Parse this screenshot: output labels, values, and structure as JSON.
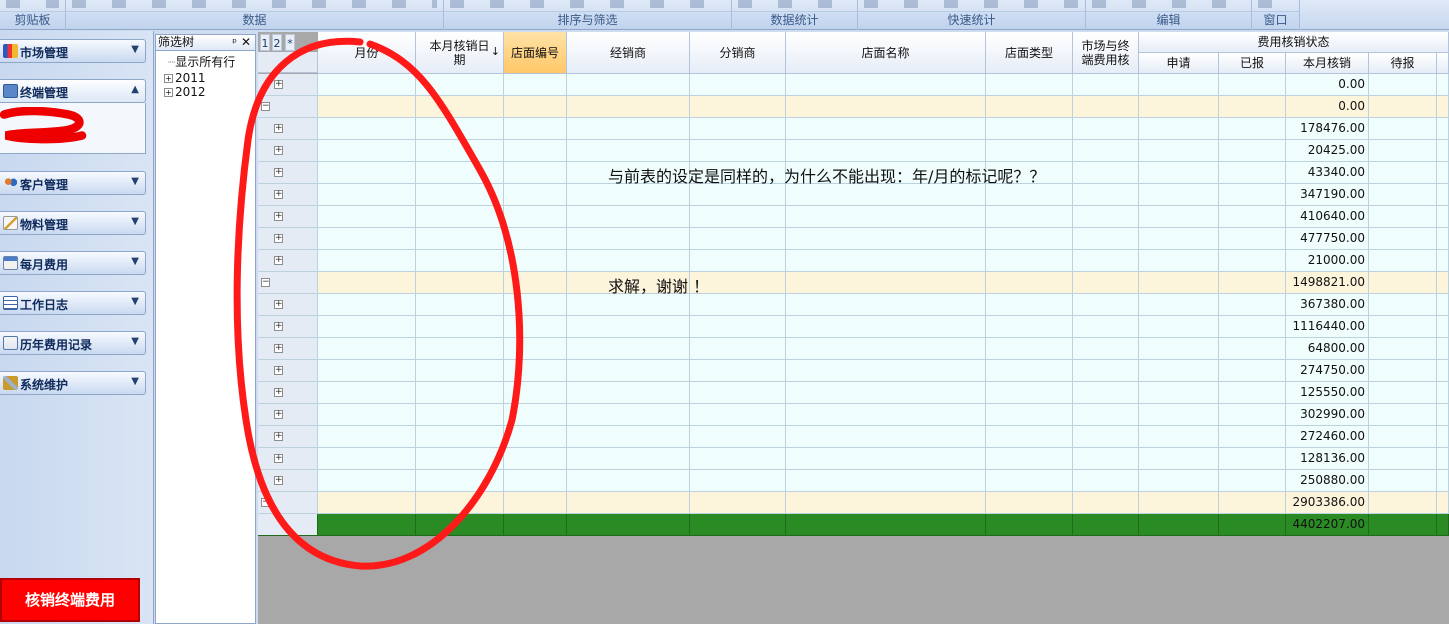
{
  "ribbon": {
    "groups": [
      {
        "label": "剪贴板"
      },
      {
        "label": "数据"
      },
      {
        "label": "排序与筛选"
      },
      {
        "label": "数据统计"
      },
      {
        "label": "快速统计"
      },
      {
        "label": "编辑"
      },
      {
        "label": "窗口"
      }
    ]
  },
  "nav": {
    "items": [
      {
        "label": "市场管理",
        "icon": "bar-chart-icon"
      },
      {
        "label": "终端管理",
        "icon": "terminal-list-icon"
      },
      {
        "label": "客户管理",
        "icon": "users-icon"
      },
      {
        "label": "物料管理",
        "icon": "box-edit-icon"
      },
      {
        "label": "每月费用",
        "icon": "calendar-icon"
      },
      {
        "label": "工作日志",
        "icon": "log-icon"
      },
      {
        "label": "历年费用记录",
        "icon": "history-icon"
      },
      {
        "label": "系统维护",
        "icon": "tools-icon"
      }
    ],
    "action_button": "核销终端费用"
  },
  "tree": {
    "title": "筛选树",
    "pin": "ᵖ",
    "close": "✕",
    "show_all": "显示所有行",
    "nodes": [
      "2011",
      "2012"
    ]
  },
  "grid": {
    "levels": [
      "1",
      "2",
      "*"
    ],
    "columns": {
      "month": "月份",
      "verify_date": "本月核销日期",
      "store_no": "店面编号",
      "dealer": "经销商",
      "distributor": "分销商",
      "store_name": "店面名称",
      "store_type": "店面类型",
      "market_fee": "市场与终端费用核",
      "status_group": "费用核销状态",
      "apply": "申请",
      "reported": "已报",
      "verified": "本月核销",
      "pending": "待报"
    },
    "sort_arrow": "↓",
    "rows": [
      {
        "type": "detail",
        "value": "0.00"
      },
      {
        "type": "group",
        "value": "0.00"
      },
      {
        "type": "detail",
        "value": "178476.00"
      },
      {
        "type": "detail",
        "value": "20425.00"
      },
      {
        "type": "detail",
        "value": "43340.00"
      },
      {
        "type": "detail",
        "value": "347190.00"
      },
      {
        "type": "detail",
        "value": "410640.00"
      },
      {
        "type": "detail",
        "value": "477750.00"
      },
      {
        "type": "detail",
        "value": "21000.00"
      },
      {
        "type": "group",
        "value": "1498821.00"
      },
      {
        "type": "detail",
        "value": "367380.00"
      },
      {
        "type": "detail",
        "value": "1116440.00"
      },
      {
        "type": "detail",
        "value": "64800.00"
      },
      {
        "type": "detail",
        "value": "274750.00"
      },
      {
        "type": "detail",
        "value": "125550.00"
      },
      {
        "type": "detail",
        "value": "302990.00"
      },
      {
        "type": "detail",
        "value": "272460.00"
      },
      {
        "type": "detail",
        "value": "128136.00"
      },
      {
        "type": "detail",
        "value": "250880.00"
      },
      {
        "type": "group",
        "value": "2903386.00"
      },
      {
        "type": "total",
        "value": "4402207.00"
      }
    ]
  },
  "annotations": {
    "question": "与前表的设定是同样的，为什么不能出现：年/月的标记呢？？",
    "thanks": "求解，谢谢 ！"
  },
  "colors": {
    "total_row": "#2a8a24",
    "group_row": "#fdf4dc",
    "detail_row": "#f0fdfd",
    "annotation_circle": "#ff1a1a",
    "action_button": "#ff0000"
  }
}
* * *
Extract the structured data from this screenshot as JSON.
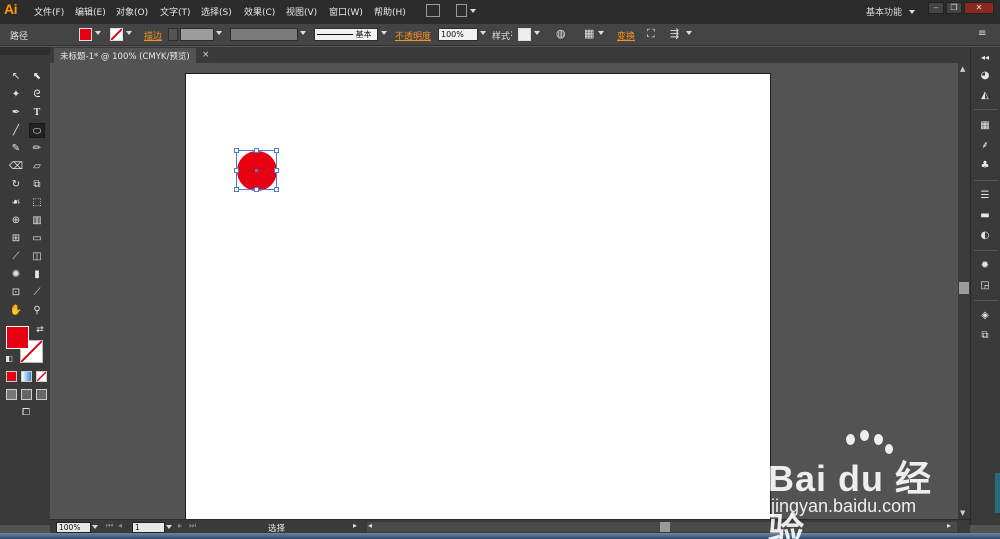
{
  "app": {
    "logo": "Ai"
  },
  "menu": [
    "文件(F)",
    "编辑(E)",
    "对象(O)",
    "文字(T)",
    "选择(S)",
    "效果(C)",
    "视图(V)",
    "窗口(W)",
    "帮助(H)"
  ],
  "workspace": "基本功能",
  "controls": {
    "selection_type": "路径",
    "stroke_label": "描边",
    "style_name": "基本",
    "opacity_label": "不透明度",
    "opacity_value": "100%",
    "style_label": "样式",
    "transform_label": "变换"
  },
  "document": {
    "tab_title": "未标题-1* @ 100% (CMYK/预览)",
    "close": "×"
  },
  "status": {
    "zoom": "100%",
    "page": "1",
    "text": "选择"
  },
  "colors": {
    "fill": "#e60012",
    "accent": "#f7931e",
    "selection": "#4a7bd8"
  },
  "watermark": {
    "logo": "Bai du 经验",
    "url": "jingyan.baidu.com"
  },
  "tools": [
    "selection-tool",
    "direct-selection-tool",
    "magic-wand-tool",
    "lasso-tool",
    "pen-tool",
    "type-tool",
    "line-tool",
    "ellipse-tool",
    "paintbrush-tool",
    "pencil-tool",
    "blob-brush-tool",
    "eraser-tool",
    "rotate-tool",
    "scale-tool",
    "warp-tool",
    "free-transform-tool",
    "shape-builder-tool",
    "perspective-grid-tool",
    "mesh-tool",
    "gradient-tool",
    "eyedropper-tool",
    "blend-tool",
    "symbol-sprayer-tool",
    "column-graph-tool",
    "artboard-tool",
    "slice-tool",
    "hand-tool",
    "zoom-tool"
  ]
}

▶ [GOAL]:
Tally up the lines holding the string "icon" in this listing, and report the total alone.

▶ [CORRECT OUTPUT]:
8